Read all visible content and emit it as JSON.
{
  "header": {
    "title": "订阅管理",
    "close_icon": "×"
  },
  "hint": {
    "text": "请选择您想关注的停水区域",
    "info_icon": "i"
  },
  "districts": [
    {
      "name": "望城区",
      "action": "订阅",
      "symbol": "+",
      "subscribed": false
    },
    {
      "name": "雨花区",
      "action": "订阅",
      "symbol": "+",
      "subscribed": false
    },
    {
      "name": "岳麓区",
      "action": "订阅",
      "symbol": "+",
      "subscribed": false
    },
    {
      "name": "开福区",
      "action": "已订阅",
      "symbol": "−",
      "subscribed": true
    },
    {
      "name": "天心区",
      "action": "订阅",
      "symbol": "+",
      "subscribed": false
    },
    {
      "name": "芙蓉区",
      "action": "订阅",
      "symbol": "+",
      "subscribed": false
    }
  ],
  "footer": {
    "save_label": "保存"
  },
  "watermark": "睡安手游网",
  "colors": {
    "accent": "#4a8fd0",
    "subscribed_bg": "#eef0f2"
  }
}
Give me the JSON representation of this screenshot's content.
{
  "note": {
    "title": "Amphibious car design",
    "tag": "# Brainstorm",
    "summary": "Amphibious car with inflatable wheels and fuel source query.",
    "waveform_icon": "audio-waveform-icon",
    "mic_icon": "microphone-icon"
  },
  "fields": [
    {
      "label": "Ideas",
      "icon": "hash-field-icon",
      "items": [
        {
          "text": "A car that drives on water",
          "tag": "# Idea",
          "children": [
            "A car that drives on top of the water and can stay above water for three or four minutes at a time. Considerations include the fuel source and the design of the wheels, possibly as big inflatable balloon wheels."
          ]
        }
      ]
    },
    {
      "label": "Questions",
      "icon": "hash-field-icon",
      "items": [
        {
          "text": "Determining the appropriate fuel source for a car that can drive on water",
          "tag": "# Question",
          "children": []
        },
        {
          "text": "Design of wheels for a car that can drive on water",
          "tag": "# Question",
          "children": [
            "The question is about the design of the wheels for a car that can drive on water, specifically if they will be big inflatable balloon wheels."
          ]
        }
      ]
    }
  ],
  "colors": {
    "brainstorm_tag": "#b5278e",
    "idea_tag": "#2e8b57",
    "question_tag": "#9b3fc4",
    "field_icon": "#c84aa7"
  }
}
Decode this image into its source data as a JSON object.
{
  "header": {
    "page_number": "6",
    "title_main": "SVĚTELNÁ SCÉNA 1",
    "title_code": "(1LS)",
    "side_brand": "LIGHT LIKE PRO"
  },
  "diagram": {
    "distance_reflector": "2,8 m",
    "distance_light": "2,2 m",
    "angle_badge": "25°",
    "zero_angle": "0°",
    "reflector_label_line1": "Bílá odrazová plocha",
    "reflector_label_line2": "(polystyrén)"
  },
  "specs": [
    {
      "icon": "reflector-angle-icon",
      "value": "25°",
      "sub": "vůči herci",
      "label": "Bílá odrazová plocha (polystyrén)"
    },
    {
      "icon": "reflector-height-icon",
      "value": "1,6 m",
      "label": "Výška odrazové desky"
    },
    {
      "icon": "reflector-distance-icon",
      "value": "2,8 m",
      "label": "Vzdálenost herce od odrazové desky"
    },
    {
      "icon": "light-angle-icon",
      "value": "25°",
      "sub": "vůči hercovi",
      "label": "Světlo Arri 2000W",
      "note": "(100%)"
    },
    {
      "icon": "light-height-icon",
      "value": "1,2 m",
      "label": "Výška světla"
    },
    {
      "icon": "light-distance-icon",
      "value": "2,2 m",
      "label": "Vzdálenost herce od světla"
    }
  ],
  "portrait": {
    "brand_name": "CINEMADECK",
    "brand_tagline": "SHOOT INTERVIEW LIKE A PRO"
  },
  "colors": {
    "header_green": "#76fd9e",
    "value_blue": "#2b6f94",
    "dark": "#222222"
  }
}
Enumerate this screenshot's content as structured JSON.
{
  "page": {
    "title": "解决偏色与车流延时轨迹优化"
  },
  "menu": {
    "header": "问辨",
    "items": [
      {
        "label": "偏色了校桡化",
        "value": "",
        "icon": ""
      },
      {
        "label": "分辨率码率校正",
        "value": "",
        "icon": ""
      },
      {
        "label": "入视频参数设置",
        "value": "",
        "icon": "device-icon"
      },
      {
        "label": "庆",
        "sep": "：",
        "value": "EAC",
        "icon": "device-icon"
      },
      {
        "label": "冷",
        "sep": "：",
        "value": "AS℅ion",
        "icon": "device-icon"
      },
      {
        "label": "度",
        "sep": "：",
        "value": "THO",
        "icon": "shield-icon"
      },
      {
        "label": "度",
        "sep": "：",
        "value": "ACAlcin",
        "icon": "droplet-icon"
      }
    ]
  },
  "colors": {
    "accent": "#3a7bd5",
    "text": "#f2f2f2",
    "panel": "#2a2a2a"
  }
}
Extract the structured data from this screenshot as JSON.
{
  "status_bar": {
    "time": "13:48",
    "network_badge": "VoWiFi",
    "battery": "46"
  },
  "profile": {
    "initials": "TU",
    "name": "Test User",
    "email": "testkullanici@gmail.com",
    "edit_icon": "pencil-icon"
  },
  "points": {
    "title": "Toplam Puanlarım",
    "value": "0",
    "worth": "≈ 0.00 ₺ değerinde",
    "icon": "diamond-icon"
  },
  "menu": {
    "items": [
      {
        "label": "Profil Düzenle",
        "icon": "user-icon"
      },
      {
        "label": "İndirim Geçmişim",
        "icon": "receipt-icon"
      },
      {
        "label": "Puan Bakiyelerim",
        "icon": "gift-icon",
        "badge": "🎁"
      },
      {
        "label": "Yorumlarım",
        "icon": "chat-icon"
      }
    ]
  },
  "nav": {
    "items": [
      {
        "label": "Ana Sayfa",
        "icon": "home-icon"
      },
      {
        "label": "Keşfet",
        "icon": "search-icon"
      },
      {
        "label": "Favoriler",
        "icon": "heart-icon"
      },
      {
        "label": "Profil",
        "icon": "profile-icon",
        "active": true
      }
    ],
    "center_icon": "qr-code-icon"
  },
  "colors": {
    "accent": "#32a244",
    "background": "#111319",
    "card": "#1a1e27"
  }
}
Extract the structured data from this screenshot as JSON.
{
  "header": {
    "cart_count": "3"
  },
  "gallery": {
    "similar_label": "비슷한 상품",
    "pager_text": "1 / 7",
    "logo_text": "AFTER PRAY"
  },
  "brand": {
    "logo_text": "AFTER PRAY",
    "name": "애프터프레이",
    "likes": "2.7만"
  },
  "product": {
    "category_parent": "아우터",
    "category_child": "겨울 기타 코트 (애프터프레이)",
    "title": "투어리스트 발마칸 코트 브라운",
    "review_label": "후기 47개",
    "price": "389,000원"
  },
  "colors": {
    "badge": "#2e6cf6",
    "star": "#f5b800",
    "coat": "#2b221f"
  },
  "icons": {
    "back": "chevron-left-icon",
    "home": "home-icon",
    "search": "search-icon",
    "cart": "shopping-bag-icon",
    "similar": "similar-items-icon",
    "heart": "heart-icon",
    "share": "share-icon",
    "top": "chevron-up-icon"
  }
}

○ ○ ○ ○ ○ ○ ○

Extract each line from the listing above, please, and repeat it exactly.

■ Solution to this problem:
Read all visible content and emit it as JSON.
{
  "header": {
    "title": "订阅管理",
    "close_icon": "×"
  },
  "hint": {
    "text": "请选择您想关注的停水区域",
    "info_icon": "i"
  },
  "districts": [
    {
      "name": "望城区",
      "action": "订阅",
      "symbol": "+",
      "subscribed": false
    },
    {
      "name": "雨花区",
      "action": "订阅",
      "symbol": "+",
      "subscribed": false
    },
    {
      "name": "岳麓区",
      "action": "订阅",
      "symbol": "+",
      "subscribed": false
    },
    {
      "name": "开福区",
      "action": "已订阅",
      "symbol": "−",
      "subscribed": true
    },
    {
      "name": "天心区",
      "action": "订阅",
      "symbol": "+",
      "subscribed": false
    },
    {
      "name": "芙蓉区",
      "action": "订阅",
      "symbol": "+",
      "subscribed": false
    }
  ],
  "footer": {
    "save_label": "保存"
  },
  "watermark": "睡安手游网",
  "colors": {
    "accent": "#4a8fd0",
    "subscribed_bg": "#eef0f2"
  }
}
Give me the JSON representation of this screenshot's content.
{
  "note": {
    "title": "Amphibious car design",
    "tag": "# Brainstorm",
    "summary": "Amphibious car with inflatable wheels and fuel source query.",
    "waveform_icon": "audio-waveform-icon",
    "mic_icon": "microphone-icon"
  },
  "fields": [
    {
      "label": "Ideas",
      "icon": "hash-field-icon",
      "items": [
        {
          "text": "A car that drives on water",
          "tag": "# Idea",
          "children": [
            "A car that drives on top of the water and can stay above water for three or four minutes at a time. Considerations include the fuel source and the design of the wheels, possibly as big inflatable balloon wheels."
          ]
        }
      ]
    },
    {
      "label": "Questions",
      "icon": "hash-field-icon",
      "items": [
        {
          "text": "Determining the appropriate fuel source for a car that can drive on water",
          "tag": "# Question",
          "children": []
        },
        {
          "text": "Design of wheels for a car that can drive on water",
          "tag": "# Question",
          "children": [
            "The question is about the design of the wheels for a car that can drive on water, specifically if they will be big inflatable balloon wheels."
          ]
        }
      ]
    }
  ],
  "colors": {
    "brainstorm_tag": "#b5278e",
    "idea_tag": "#2e8b57",
    "question_tag": "#9b3fc4",
    "field_icon": "#c84aa7"
  }
}
Decode this image into its source data as a JSON object.
{
  "header": {
    "page_number": "6",
    "title_main": "SVĚTELNÁ SCÉNA 1",
    "title_code": "(1LS)",
    "side_brand": "LIGHT LIKE PRO"
  },
  "diagram": {
    "distance_reflector": "2,8 m",
    "distance_light": "2,2 m",
    "angle_badge": "25°",
    "zero_angle": "0°",
    "reflector_label_line1": "Bílá odrazová plocha",
    "reflector_label_line2": "(polystyrén)"
  },
  "specs": [
    {
      "icon": "reflector-angle-icon",
      "value": "25°",
      "sub": "vůči herci",
      "label": "Bílá odrazová plocha (polystyrén)"
    },
    {
      "icon": "reflector-height-icon",
      "value": "1,6 m",
      "label": "Výška odrazové desky"
    },
    {
      "icon": "reflector-distance-icon",
      "value": "2,8 m",
      "label": "Vzdálenost herce od odrazové desky"
    },
    {
      "icon": "light-angle-icon",
      "value": "25°",
      "sub": "vůči hercovi",
      "label": "Světlo Arri 2000W",
      "note": "(100%)"
    },
    {
      "icon": "light-height-icon",
      "value": "1,2 m",
      "label": "Výška světla"
    },
    {
      "icon": "light-distance-icon",
      "value": "2,2 m",
      "label": "Vzdálenost herce od světla"
    }
  ],
  "portrait": {
    "brand_name": "CINEMADECK",
    "brand_tagline": "SHOOT INTERVIEW LIKE A PRO"
  },
  "colors": {
    "header_green": "#76fd9e",
    "value_blue": "#2b6f94",
    "dark": "#222222"
  }
}
Enumerate this screenshot's content as structured JSON.
{
  "page": {
    "title": "解决偏色与车流延时轨迹优化"
  },
  "menu": {
    "header": "问辨",
    "items": [
      {
        "label": "偏色了校桡化",
        "value": "",
        "icon": ""
      },
      {
        "label": "分辨率码率校正",
        "value": "",
        "icon": ""
      },
      {
        "label": "入视频参数设置",
        "value": "",
        "icon": "device-icon"
      },
      {
        "label": "庆",
        "sep": "：",
        "value": "EAC",
        "icon": "device-icon"
      },
      {
        "label": "冷",
        "sep": "：",
        "value": "AS℅ion",
        "icon": "device-icon"
      },
      {
        "label": "度",
        "sep": "：",
        "value": "THO",
        "icon": "shield-icon"
      },
      {
        "label": "度",
        "sep": "：",
        "value": "ACAlcin",
        "icon": "droplet-icon"
      }
    ]
  },
  "colors": {
    "accent": "#3a7bd5",
    "text": "#f2f2f2",
    "panel": "#2a2a2a"
  }
}
Extract the structured data from this screenshot as JSON.
{
  "status_bar": {
    "time": "13:48",
    "network_badge": "VoWiFi",
    "battery": "46"
  },
  "profile": {
    "initials": "TU",
    "name": "Test User",
    "email": "testkullanici@gmail.com",
    "edit_icon": "pencil-icon"
  },
  "points": {
    "title": "Toplam Puanlarım",
    "value": "0",
    "worth": "≈ 0.00 ₺ değerinde",
    "icon": "diamond-icon"
  },
  "menu": {
    "items": [
      {
        "label": "Profil Düzenle",
        "icon": "user-icon"
      },
      {
        "label": "İndirim Geçmişim",
        "icon": "receipt-icon"
      },
      {
        "label": "Puan Bakiyelerim",
        "icon": "gift-icon",
        "badge": "🎁"
      },
      {
        "label": "Yorumlarım",
        "icon": "chat-icon"
      }
    ]
  },
  "nav": {
    "items": [
      {
        "label": "Ana Sayfa",
        "icon": "home-icon"
      },
      {
        "label": "Keşfet",
        "icon": "search-icon"
      },
      {
        "label": "Favoriler",
        "icon": "heart-icon"
      },
      {
        "label": "Profil",
        "icon": "profile-icon",
        "active": true
      }
    ],
    "center_icon": "qr-code-icon"
  },
  "colors": {
    "accent": "#32a244",
    "background": "#111319",
    "card": "#1a1e27"
  }
}
Extract the structured data from this screenshot as JSON.
{
  "header": {
    "cart_count": "3"
  },
  "gallery": {
    "similar_label": "비슷한 상품",
    "pager_text": "1 / 7",
    "logo_text": "AFTER PRAY"
  },
  "brand": {
    "logo_text": "AFTER PRAY",
    "name": "애프터프레이",
    "likes": "2.7만"
  },
  "product": {
    "category_parent": "아우터",
    "category_child": "겨울 기타 코트 (애프터프레이)",
    "title": "투어리스트 발마칸 코트 브라운",
    "review_label": "후기 47개",
    "price": "389,000원"
  },
  "colors": {
    "badge": "#2e6cf6",
    "star": "#f5b800",
    "coat": "#2b221f"
  },
  "icons": {
    "back": "chevron-left-icon",
    "home": "home-icon",
    "search": "search-icon",
    "cart": "shopping-bag-icon",
    "similar": "similar-items-icon",
    "heart": "heart-icon",
    "share": "share-icon",
    "top": "chevron-up-icon"
  }
}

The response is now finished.